[THE DATA]:

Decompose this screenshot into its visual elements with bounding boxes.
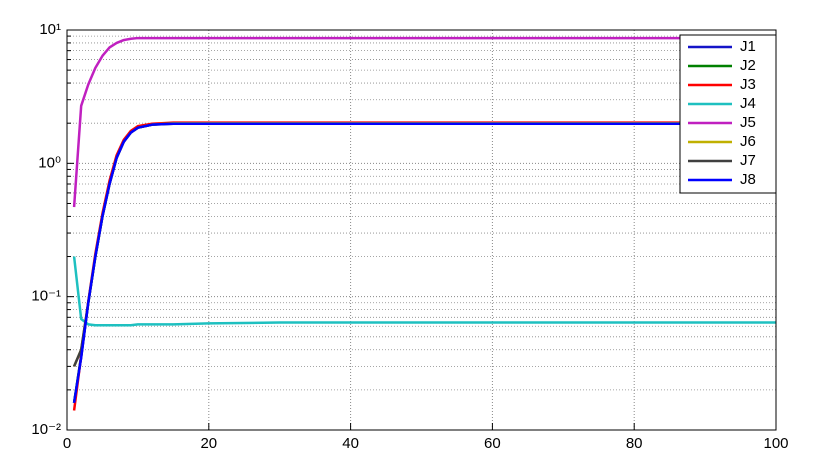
y-tick-label: 10⁻¹: [31, 288, 61, 305]
x-tick-label: 40: [342, 435, 359, 452]
series-line: [72, 36, 776, 208]
legend-box: [679, 34, 777, 194]
plot-area: [67, 30, 776, 430]
legend-label: J8: [740, 171, 756, 188]
series-line: [72, 122, 776, 403]
legend-label: J7: [740, 152, 756, 169]
x-tick-label: 0: [63, 435, 71, 452]
legend-label: J6: [740, 133, 756, 150]
frame: [66, 29, 777, 431]
y-tick-label: 10⁰: [38, 154, 61, 171]
legend-label: J4: [740, 95, 756, 112]
x-tick-label: 60: [484, 435, 501, 452]
y-tick-label: 10¹: [39, 21, 61, 38]
y-tick-label: 10⁻²: [31, 421, 61, 438]
legend-label: J1: [740, 38, 756, 55]
x-tick-label: 100: [763, 435, 788, 452]
series-line: [72, 256, 776, 327]
legend-label: J3: [740, 76, 756, 93]
x-tick-label: 80: [626, 435, 643, 452]
legend-label: J5: [740, 114, 756, 131]
legend-label: J2: [740, 57, 756, 74]
x-tick-label: 20: [200, 435, 217, 452]
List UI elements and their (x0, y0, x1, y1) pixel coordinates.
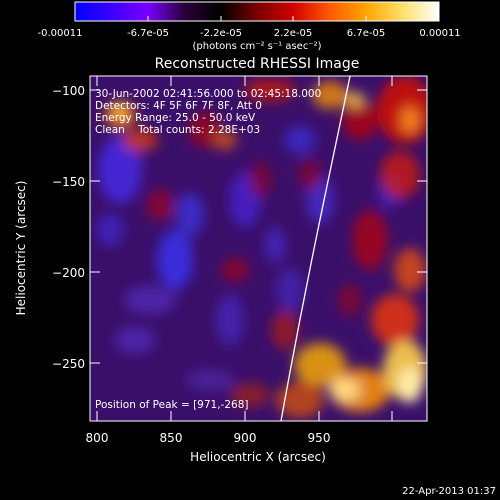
y-axis-label: Heliocentric Y (arcsec) (14, 181, 28, 316)
colorbar-tick-label-5: 0.00011 (419, 28, 460, 39)
colorbar-tick-label-0: -0.00011 (38, 28, 83, 39)
peak-position-label: Position of Peak = [971,-268] (95, 399, 249, 411)
y-tick-label-2: −200 (52, 266, 85, 280)
emission-blob (276, 268, 304, 312)
emission-blob (284, 126, 316, 154)
colorbar-ticks (74, 16, 440, 21)
emission-blob (345, 92, 365, 108)
emission-blob (298, 159, 322, 191)
colorbar-unit-label: (photons cm⁻² s⁻¹ asec⁻²) (192, 41, 321, 52)
emission-blob (338, 284, 362, 316)
emission-blob (157, 230, 193, 290)
emission-blob (98, 136, 142, 204)
info-line-time: 30-Jun-2002 02:41:56.000 to 02:45:18.000 (95, 88, 321, 100)
x-tick-label-3: 950 (308, 431, 331, 445)
emission-blob (112, 104, 128, 120)
emission-blob (265, 227, 285, 263)
emission-blob (244, 78, 296, 102)
emission-blob (122, 128, 158, 152)
x-axis-label: Heliocentric X (arcsec) (190, 450, 326, 464)
plot-title: Reconstructed RHESSI Image (155, 56, 360, 72)
colorbar-tick-label-4: 6.7e-05 (347, 28, 385, 39)
y-tick-label-1: −150 (52, 175, 85, 189)
emission-blob (189, 112, 221, 148)
emission-blob (216, 294, 244, 346)
y-tick-label-0: −100 (52, 84, 85, 98)
emission-blob (176, 193, 204, 237)
emission-blob (380, 151, 420, 199)
y-tick-label-3: −250 (52, 357, 85, 371)
emission-blob (371, 294, 419, 346)
emission-blob (186, 370, 234, 390)
emission-blob (146, 189, 174, 221)
colorbar (74, 1, 440, 22)
emission-blob (230, 383, 270, 407)
plot-frame (89, 75, 428, 422)
solar-limb-line (280, 76, 351, 421)
emission-blob (394, 248, 426, 292)
emission-blob (400, 106, 420, 134)
emission-blob (124, 286, 176, 314)
emission-blob (312, 81, 348, 109)
x-tick-label-1: 850 (160, 431, 183, 445)
info-line-clean: Clean Total counts: 2.28E+03 (95, 124, 260, 136)
emission-blob (96, 214, 124, 246)
colorbar-tick-label-2: -2.2e-05 (200, 28, 242, 39)
plot-image (90, 76, 427, 421)
footer-timestamp: 22-Apr-2013 01:37 (402, 486, 496, 497)
emission-blob (352, 210, 388, 270)
colorbar-tick-label-1: -6.7e-05 (127, 28, 169, 39)
info-line-energy: Energy Range: 25.0 - 50.0 keV (95, 112, 256, 124)
x-tick-label-0: 800 (86, 431, 109, 445)
y-axis-ticks (90, 89, 427, 364)
emission-blob (294, 343, 346, 387)
colorbar-tick-label-3: 2.2e-05 (274, 28, 312, 39)
emission-blob (115, 326, 155, 354)
emission-blob (329, 378, 361, 402)
emission-blob (221, 258, 249, 282)
x-axis-ticks (96, 76, 393, 421)
emission-blob (213, 130, 237, 150)
emission-blob (248, 162, 272, 198)
emission-blob (342, 100, 378, 140)
info-line-detectors: Detectors: 4F 5F 6F 7F 8F, Att 0 (95, 100, 262, 112)
emission-blob (271, 310, 299, 350)
emission-blobs (96, 76, 427, 418)
emission-blob (398, 367, 422, 403)
x-tick-label-2: 900 (234, 431, 257, 445)
emission-blob (276, 382, 324, 418)
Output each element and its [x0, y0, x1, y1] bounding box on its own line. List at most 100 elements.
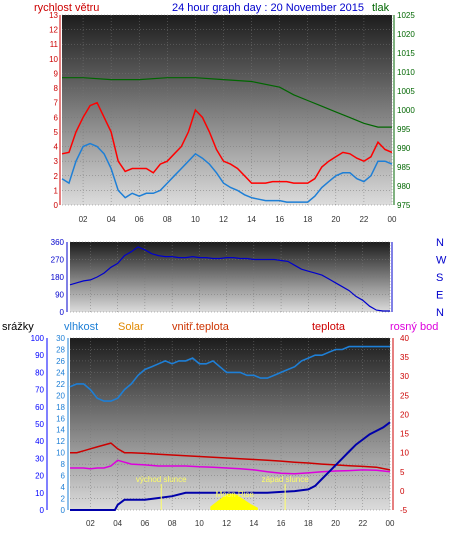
- temperature-axis-title: teplota: [312, 321, 346, 333]
- humidity-axis-tick: 10: [56, 449, 65, 458]
- humidity-axis-tick: 6: [61, 472, 66, 481]
- solar-label: Solar: [118, 321, 144, 333]
- solar-area: [210, 492, 258, 510]
- x-tick-label: 10: [195, 519, 204, 528]
- humidity-axis-tick: 14: [56, 426, 65, 435]
- x-tick-label: 04: [107, 215, 116, 224]
- pressure-axis-title: tlak: [372, 2, 390, 14]
- rain-line: [70, 421, 391, 511]
- pressure-axis-tick: 1025: [397, 11, 415, 20]
- temperature-axis-tick: -5: [400, 506, 408, 515]
- wind-axis-tick: 5: [54, 128, 59, 137]
- temperature-axis-tick: 25: [400, 391, 409, 400]
- temperature-axis-tick: 35: [400, 353, 409, 362]
- x-tick-label: 20: [331, 519, 340, 528]
- rain-axis-tick: 10: [35, 489, 44, 498]
- x-tick-label: 06: [135, 215, 144, 224]
- x-tick-label: 18: [303, 215, 312, 224]
- x-tick-label: 00: [386, 519, 395, 528]
- rain-axis-tick: 60: [35, 403, 44, 412]
- x-tick-label: 16: [277, 519, 286, 528]
- x-tick-label: 22: [358, 519, 367, 528]
- humidity-axis-tick: 24: [56, 368, 65, 377]
- annotation-label: západ slunce: [262, 475, 310, 484]
- rain-axis-tick: 20: [35, 472, 44, 481]
- x-tick-label: 02: [86, 519, 95, 528]
- x-tick-label: 04: [113, 519, 122, 528]
- wind-speed-axis-title: rychlost větru: [34, 2, 99, 14]
- rain-axis-tick: 100: [31, 334, 45, 343]
- x-tick-label: 14: [247, 215, 256, 224]
- rain-axis-tick: 90: [35, 351, 44, 360]
- x-tick-label: 14: [249, 519, 258, 528]
- wind-axis-tick: 13: [49, 11, 58, 20]
- humidity-axis-tick: 12: [56, 437, 65, 446]
- pressure-axis-tick: 990: [397, 144, 411, 153]
- rain-axis-tick: 0: [40, 506, 45, 515]
- wind-axis-tick: 12: [49, 26, 58, 35]
- x-tick-label: 00: [388, 215, 397, 224]
- compass-label: N: [436, 307, 444, 319]
- dew-point-line: [70, 459, 391, 475]
- temperature-axis-tick: 0: [400, 487, 405, 496]
- pressure-axis-tick: 985: [397, 163, 411, 172]
- pressure-axis-tick: 1020: [397, 30, 415, 39]
- direction-axis-tick: 90: [55, 291, 64, 300]
- pressure-axis-tick: 1000: [397, 106, 415, 115]
- pressure-axis-tick: 975: [397, 201, 411, 210]
- rain-axis-tick: 50: [35, 420, 44, 429]
- wind-axis-tick: 6: [54, 113, 59, 122]
- pressure-line: [62, 77, 392, 128]
- wind-axis-tick: 10: [49, 55, 58, 64]
- indoor-temp-line: [70, 442, 391, 471]
- annotation-label: Moon Rise: [216, 490, 255, 499]
- dew-point-label: rosný bod: [390, 321, 438, 333]
- rain-axis-tick: 40: [35, 437, 44, 446]
- wind-axis-tick: 3: [54, 157, 59, 166]
- pressure-axis-tick: 1015: [397, 49, 415, 58]
- wind-axis-tick: 9: [54, 69, 59, 78]
- wind-direction-line: [69, 246, 390, 312]
- compass-label: S: [436, 272, 443, 284]
- compass-label: E: [436, 290, 443, 302]
- pressure-axis-tick: 1010: [397, 68, 415, 77]
- humidity-line: [69, 345, 390, 402]
- x-tick-label: 16: [275, 215, 284, 224]
- direction-axis-tick: 270: [51, 256, 65, 265]
- wind-pressure-plot-area: [62, 15, 392, 205]
- humidity-axis-tick: 30: [56, 334, 65, 343]
- pressure-axis-tick: 995: [397, 125, 411, 134]
- temp-humidity-plot-area: [70, 338, 390, 510]
- rain-axis-tick: 30: [35, 454, 44, 463]
- x-tick-label: 08: [168, 519, 177, 528]
- humidity-axis-title: vlhkost: [64, 321, 98, 333]
- humidity-axis-tick: 26: [56, 357, 65, 366]
- x-tick-label: 08: [163, 215, 172, 224]
- annotation-label: východ slunce: [136, 475, 187, 484]
- wind-axis-tick: 2: [54, 172, 59, 181]
- humidity-axis-tick: 20: [56, 391, 65, 400]
- x-tick-label: 20: [331, 215, 340, 224]
- temperature-axis-tick: 10: [400, 449, 409, 458]
- x-tick-label: 12: [222, 519, 231, 528]
- pressure-axis-tick: 980: [397, 182, 411, 191]
- wind-axis-tick: 11: [50, 40, 59, 49]
- x-tick-label: 18: [304, 519, 313, 528]
- direction-axis-tick: 180: [51, 273, 65, 282]
- humidity-axis-tick: 28: [56, 345, 65, 354]
- wind-speed-line: [61, 142, 393, 203]
- wind-axis-tick: 8: [54, 84, 59, 93]
- pressure-axis-tick: 1005: [397, 87, 415, 96]
- x-tick-label: 06: [140, 519, 149, 528]
- temperature-axis-tick: 15: [400, 430, 409, 439]
- x-tick-label: 12: [219, 215, 228, 224]
- x-tick-label: 02: [79, 215, 88, 224]
- temperature-axis-tick: 5: [400, 468, 405, 477]
- humidity-axis-tick: 18: [56, 403, 65, 412]
- x-tick-label: 22: [359, 215, 368, 224]
- compass-label: W: [436, 255, 447, 267]
- rain-axis-title: srážky: [2, 321, 34, 333]
- wind-gust-line: [61, 101, 393, 184]
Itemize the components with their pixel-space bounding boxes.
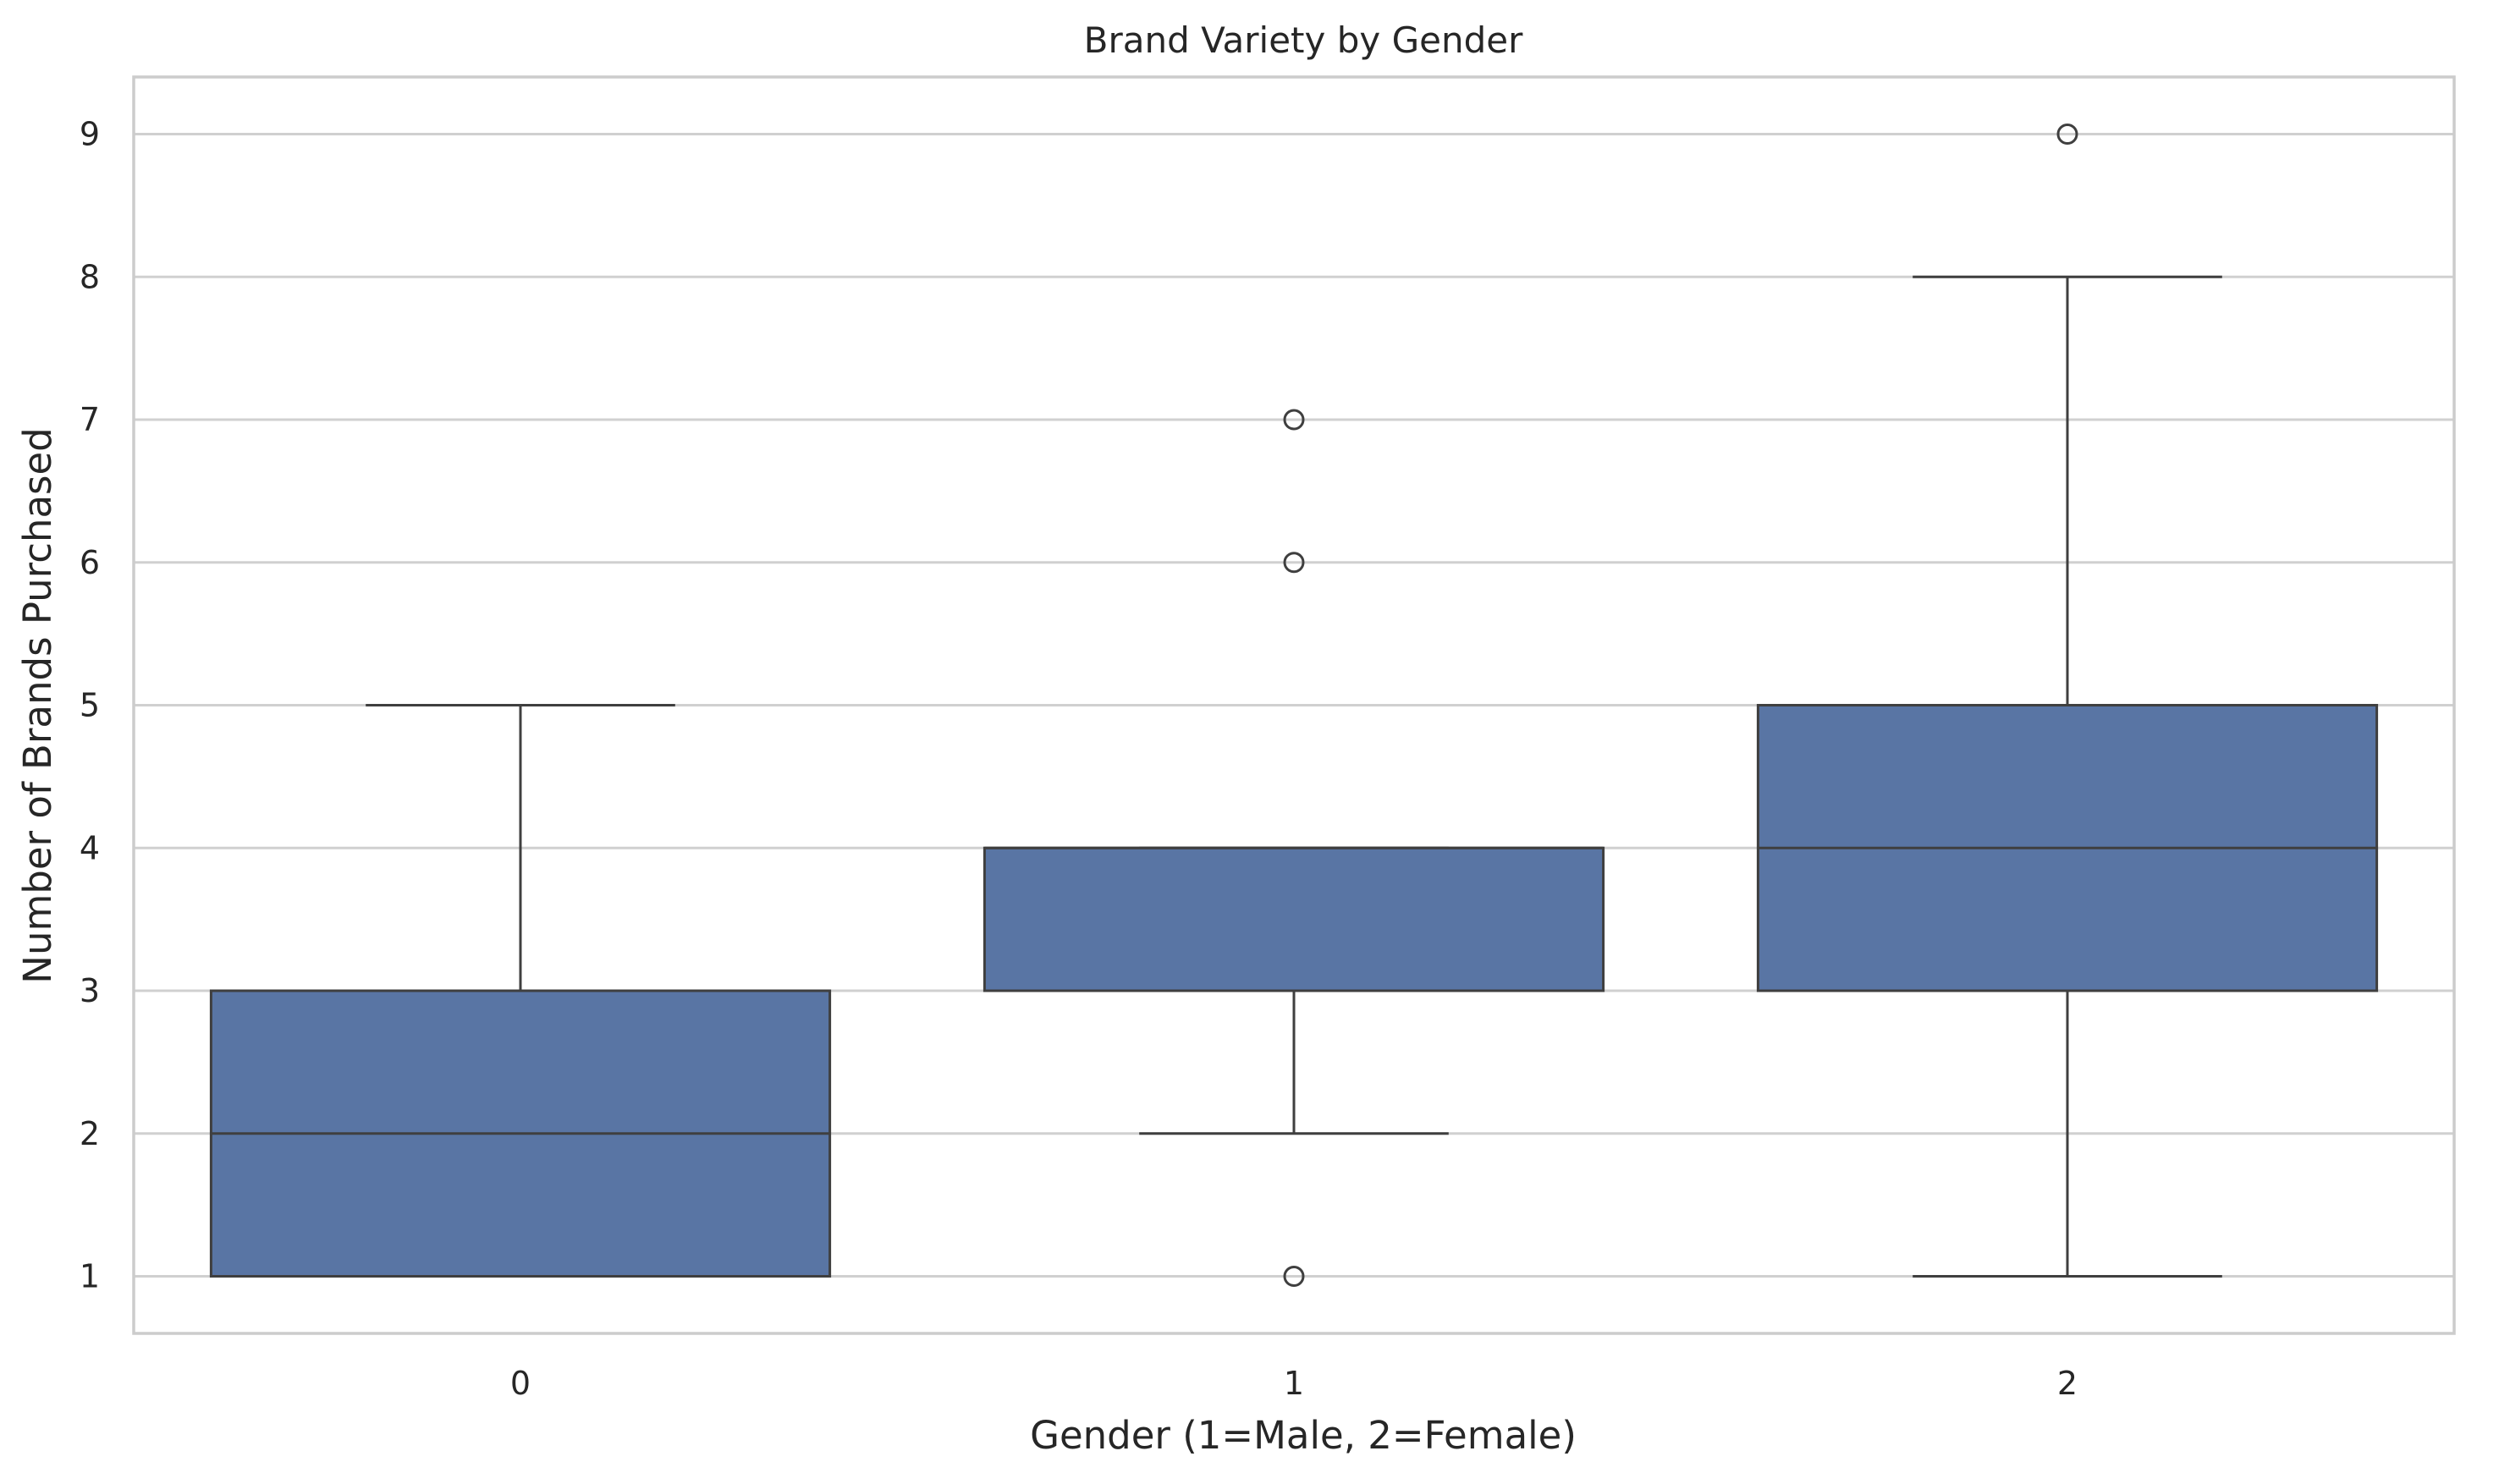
y-tick-label: 6 bbox=[80, 544, 100, 581]
y-tick-label: 5 bbox=[80, 687, 100, 724]
tick-layer: 1 2 3 4 5 6 7 8 9 0 1 2 bbox=[80, 116, 2078, 1403]
y-axis-label: Number of Brands Purchased bbox=[15, 427, 60, 983]
y-tick-label: 9 bbox=[80, 116, 100, 153]
y-tick-label: 4 bbox=[80, 829, 100, 866]
chart-title: Brand Variety by Gender bbox=[1084, 19, 1523, 61]
y-tick-label: 1 bbox=[80, 1258, 100, 1295]
plot-frame bbox=[132, 75, 2456, 1335]
outlier-point bbox=[1283, 1266, 1305, 1287]
iqr-box bbox=[983, 846, 1605, 992]
x-axis-label: Gender (1=Male, 2=Female) bbox=[1030, 1413, 1577, 1458]
y-tick-label: 7 bbox=[80, 401, 100, 438]
outlier-point bbox=[2056, 124, 2078, 145]
x-tick-label: 0 bbox=[510, 1365, 531, 1402]
y-tick-label: 8 bbox=[80, 258, 100, 295]
x-tick-label: 1 bbox=[1284, 1365, 1304, 1402]
box-layer bbox=[209, 124, 2379, 1287]
y-tick-label: 3 bbox=[80, 972, 100, 1009]
outlier-point bbox=[1283, 552, 1305, 574]
outlier-point bbox=[1283, 409, 1305, 431]
x-tick-label: 2 bbox=[2057, 1365, 2078, 1402]
y-tick-label: 2 bbox=[80, 1115, 100, 1152]
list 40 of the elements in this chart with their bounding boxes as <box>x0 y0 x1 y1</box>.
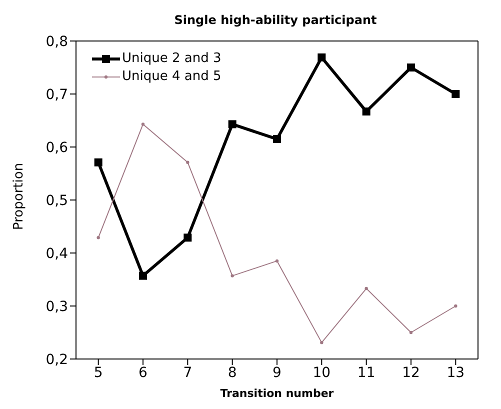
y-tick-label: 0,2 <box>46 352 68 368</box>
point <box>96 236 100 240</box>
y-tick-label: 0,5 <box>46 192 68 209</box>
point <box>409 330 413 334</box>
line-series <box>96 122 458 344</box>
point <box>228 120 236 128</box>
x-tick-label: 9 <box>272 364 282 381</box>
point <box>320 340 324 344</box>
point <box>275 259 279 263</box>
point <box>186 160 190 164</box>
y-tick-label: 0,4 <box>46 246 68 262</box>
y-tick-label: 0,3 <box>46 298 68 315</box>
point <box>318 53 326 62</box>
point <box>230 274 234 278</box>
x-tick-label: 12 <box>402 364 420 381</box>
y-tick-label: 0,8 <box>46 34 68 50</box>
x-tick-label: 8 <box>228 364 237 381</box>
x-tick-label: 11 <box>357 364 376 381</box>
x-tick-label: 5 <box>94 364 103 381</box>
y-tick-label: 0,7 <box>46 86 68 103</box>
point <box>184 234 192 242</box>
point <box>139 272 147 280</box>
legend-label: Unique 2 and 3 <box>122 50 222 68</box>
point <box>94 158 102 166</box>
chart-title: Single high-ability participant <box>173 12 378 29</box>
legend-label: Unique 4 and 5 <box>122 68 222 86</box>
point <box>454 304 458 308</box>
point <box>364 286 368 290</box>
x-axis-title: Transition number <box>220 387 334 400</box>
y-tick-label: 0,6 <box>46 140 68 156</box>
point <box>273 135 281 144</box>
point <box>141 122 145 126</box>
point <box>452 90 460 98</box>
point <box>407 64 415 72</box>
x-tick-label: 6 <box>138 364 148 381</box>
x-tick-label: 10 <box>312 364 331 381</box>
x-tick-label: 7 <box>183 364 192 381</box>
y-axis-title: Proportion <box>12 162 27 230</box>
point <box>362 107 370 116</box>
x-tick-label: 13 <box>446 364 465 381</box>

[PROMPT]: Copy out, character for character, the lines above from the one containing "y-axis-label: Heliocentric Y" through the one containing "emission-blob (276, 268, 304, 312)", including both.

[RESPONSE TO THE EXERCISE]:
y-axis-label: Heliocentric Y (arcsec) (14, 181, 28, 316)
colorbar-tick-label-5: 0.00011 (419, 28, 460, 39)
colorbar-tick-label-0: -0.00011 (38, 28, 83, 39)
peak-position-label: Position of Peak = [971,-268] (95, 399, 249, 411)
y-tick-label-2: −200 (52, 266, 85, 280)
emission-blob (276, 268, 304, 312)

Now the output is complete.